» Document excerpt:
# # # # #
# Dylan's first hike



## eternalstudent (Jul 22, 2010)

So it has been the hottest March ever here, so this morning I took the Becka and the little guy out for a hike in the hills.



















total blue sky!!









and really quite warm


















My two little guys looking just like two peas in a pod


----------



## Herzo (Feb 5, 2011)

Nice pictures my dogs just love to be out in the open country also. Your boy is really getting big they look great.


----------



## lovemydogsalways (Mar 4, 2012)

Beautiful pics!


----------



## Little Brown Jug (Dec 7, 2010)

Gorgeous dogs, they look so content. Wish we had that weather, just when we thought spring was here we got 31cm of snow dumped on us!


----------



## Janet At Nutro (Mar 11, 2011)

Great pictures! Looks like they had a blast!


----------



## doggiedad (Jan 23, 2011)

nice hike. did you take enough water with you for you and the dogs?
i like a Rottie with it's tail.


----------



## Sprocket (Oct 4, 2011)

Ooh so beautiful! Both of your dogs are just gorgeous!


----------



## AveryandAudrey (Sep 20, 2010)

Great pictures, lovely dogs!


----------



## eternalstudent (Jul 22, 2010)

Thanks for the nice comments



doggiedad said:


> nice hike. did you take enough water with you for you and the dogs?
> i like a Rottie with it's tail.


Water and black dogs go together. I never go out in the hills with out water for them a hat for me and a emergency way off. 

That being said, the pics where taken at 9.30 in the morning. Because of how they behave I would rather take them out from 6.00 when it is light and cool and come off the hill before mid-day. As Dylan is still young it will be a while before I can take him on all day hikes


----------
# # # # #
» Record excerpts:
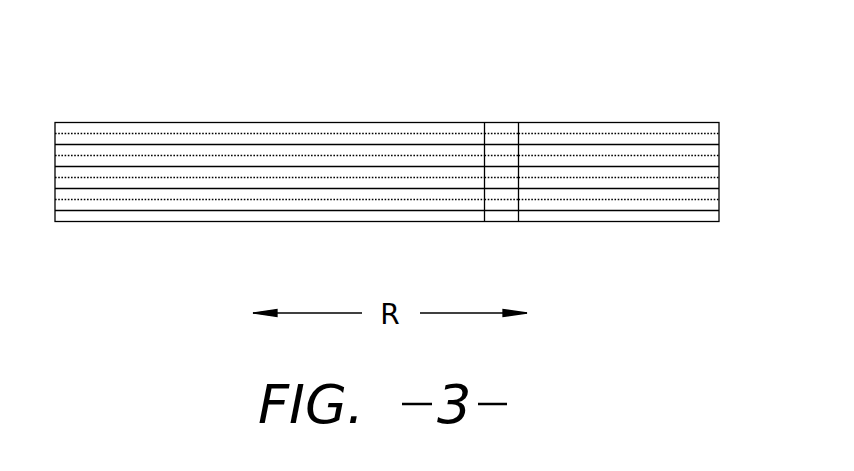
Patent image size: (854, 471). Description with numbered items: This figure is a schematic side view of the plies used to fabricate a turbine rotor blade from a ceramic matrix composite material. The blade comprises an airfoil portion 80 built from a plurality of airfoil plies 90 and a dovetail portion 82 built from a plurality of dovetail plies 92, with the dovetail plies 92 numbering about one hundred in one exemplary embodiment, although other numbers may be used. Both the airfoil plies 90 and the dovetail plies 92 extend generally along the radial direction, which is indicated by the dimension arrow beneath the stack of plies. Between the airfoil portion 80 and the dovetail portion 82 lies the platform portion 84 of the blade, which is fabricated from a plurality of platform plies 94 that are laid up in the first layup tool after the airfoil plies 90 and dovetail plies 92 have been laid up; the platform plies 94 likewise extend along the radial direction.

The airfoil portion 80 is at (182, 95).
The dovetail portion 82 is at (594, 95).
The platform portion 84 is at (500, 233).
The airfoil plies 90 is at (257, 127).
The dovetail plies 92 is at (632, 155).
The platform plies 94 is at (502, 152).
# # # # #
» The tasks:
[A] Translate this sentence from the hiking thread into Spanish: "Gorgeous dogs, they look so content."
[B] From the hiking thread, write out the passage from "## Little Brown" up to and including "dumped on us!".
[C] In the hiking thread, how much snow does Little Brown Jug say was dumped on them?
Answer from the hiking thread alone; the records are not needed.

» Set of answers:
[A] Perros preciosos, se ven tan contentos.

[B]
## Little Brown Jug (Dec 7, 2010)

Gorgeous dogs, they look so content. Wish we had that weather, just when we thought spring was here we got 31cm of snow dumped on us!

[C] 31cm of snow.